● WHAT IS REQUIRED: Pictures do not belong in the copy; transcribe everything else in the records exactly.

● SUPPLIED ENTRIES:
- - -
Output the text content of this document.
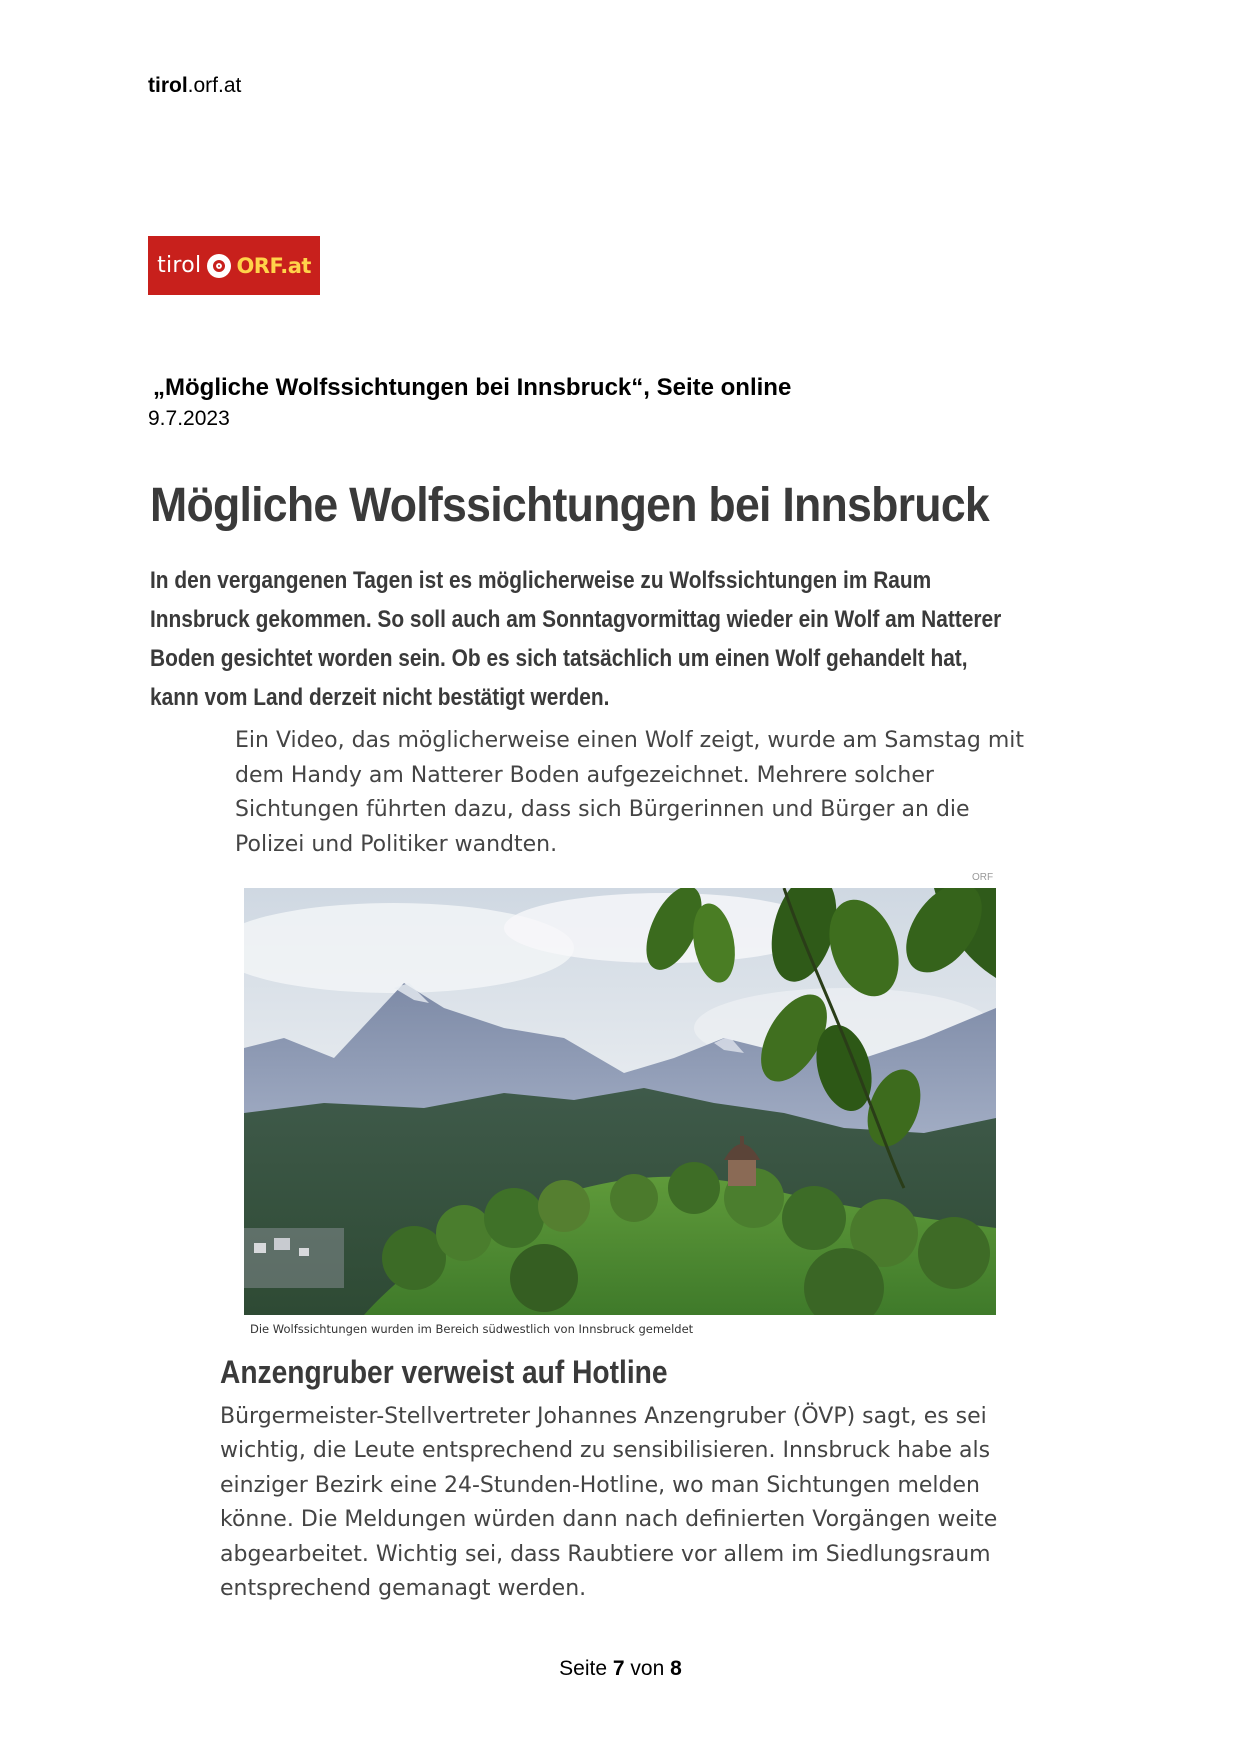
tirol.orf.at
tirol ORF.at
„Mögliche Wolfssichtungen bei Innsbruck“, Seite online
9.7.2023
Mögliche Wolfssichtungen bei Innsbruck
In den vergangenen Tagen ist es möglicherweise zu Wolfssichtungen im Raum Innsbruck gekommen. So soll auch am Sonntagvormittag wieder ein Wolf am Natterer Boden gesichtet worden sein. Ob es sich tatsächlich um einen Wolf gehandelt hat, kann vom Land derzeit nicht bestätigt werden.
Ein Video, das möglicherweise einen Wolf zeigt, wurde am Samstag mit dem Handy am Natterer Boden aufgezeichnet. Mehrere solcher Sichtungen führten dazu, dass sich Bürgerinnen und Bürger an die Polizei und Politiker wandten.
ORF
Die Wolfssichtungen wurden im Bereich südwestlich von Innsbruck gemeldet
Anzengruber verweist auf Hotline
Bürgermeister-Stellvertreter Johannes Anzengruber (ÖVP) sagt, es sei wichtig, die Leute entsprechend zu sensibilisieren. Innsbruck habe als einziger Bezirk eine 24-Stunden-Hotline, wo man Sichtungen melden könne. Die Meldungen würden dann nach definierten Vorgängen weite abgearbeitet. Wichtig sei, dass Raubtiere vor allem im Siedlungsraum entsprechend gemanagt werden.
Seite 7 von 8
- - -
● ANSWER FOR THE TASK:
Output the text content of this document.
tirol.orf.at
tirol ORF.at
„Mögliche Wolfssichtungen bei Innsbruck“, Seite online
9.7.2023
Mögliche Wolfssichtungen bei Innsbruck
In den vergangenen Tagen ist es möglicherweise zu Wolfssichtungen im Raum Innsbruck gekommen. So soll auch am Sonntagvormittag wieder ein Wolf am Natterer Boden gesichtet worden sein. Ob es sich tatsächlich um einen Wolf gehandelt hat, kann vom Land derzeit nicht bestätigt werden.
Ein Video, das möglicherweise einen Wolf zeigt, wurde am Samstag mit dem Handy am Natterer Boden aufgezeichnet. Mehrere solcher Sichtungen führten dazu, dass sich Bürgerinnen und Bürger an die Polizei und Politiker wandten.
ORF
Die Wolfssichtungen wurden im Bereich südwestlich von Innsbruck gemeldet
Anzengruber verweist auf Hotline
Bürgermeister-Stellvertreter Johannes Anzengruber (ÖVP) sagt, es sei wichtig, die Leute entsprechend zu sensibilisieren. Innsbruck habe als einziger Bezirk eine 24-Stunden-Hotline, wo man Sichtungen melden könne. Die Meldungen würden dann nach definierten Vorgängen weite abgearbeitet. Wichtig sei, dass Raubtiere vor allem im Siedlungsraum entsprechend gemanagt werden.
Seite 7 von 8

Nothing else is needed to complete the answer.